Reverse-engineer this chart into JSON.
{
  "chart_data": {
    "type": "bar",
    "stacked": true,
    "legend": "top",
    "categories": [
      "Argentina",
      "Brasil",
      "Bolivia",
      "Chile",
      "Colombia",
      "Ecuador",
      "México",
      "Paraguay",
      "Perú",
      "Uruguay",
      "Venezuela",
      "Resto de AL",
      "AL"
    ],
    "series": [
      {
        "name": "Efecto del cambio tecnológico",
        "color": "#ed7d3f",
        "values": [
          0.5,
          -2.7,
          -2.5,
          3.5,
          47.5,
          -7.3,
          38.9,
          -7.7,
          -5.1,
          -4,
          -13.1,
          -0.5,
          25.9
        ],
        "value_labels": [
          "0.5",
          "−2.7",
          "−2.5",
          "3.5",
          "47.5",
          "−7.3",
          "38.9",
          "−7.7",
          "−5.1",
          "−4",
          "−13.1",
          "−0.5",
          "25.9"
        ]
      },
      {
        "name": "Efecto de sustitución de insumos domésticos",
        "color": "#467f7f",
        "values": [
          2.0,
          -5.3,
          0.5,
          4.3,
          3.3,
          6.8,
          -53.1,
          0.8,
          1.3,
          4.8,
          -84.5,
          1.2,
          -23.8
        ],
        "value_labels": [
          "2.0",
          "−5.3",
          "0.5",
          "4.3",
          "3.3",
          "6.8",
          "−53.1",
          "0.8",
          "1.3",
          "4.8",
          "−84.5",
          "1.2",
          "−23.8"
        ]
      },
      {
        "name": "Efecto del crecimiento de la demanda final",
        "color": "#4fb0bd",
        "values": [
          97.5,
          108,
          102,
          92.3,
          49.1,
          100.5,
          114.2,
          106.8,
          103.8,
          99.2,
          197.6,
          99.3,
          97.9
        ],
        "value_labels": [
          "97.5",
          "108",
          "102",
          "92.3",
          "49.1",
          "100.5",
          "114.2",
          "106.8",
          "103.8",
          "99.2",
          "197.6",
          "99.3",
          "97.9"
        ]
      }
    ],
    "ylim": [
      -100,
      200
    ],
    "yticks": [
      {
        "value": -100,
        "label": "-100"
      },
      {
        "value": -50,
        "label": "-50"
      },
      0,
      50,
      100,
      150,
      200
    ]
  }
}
■ ■ ■ ■ ■
▸ **Problem to solve**: Whichever lines contain the string "color", select and copy them.

▸ **Answer to this task**:
        "color": "#ed7d3f",
        "color": "#467f7f",
        "color": "#4fb0bd",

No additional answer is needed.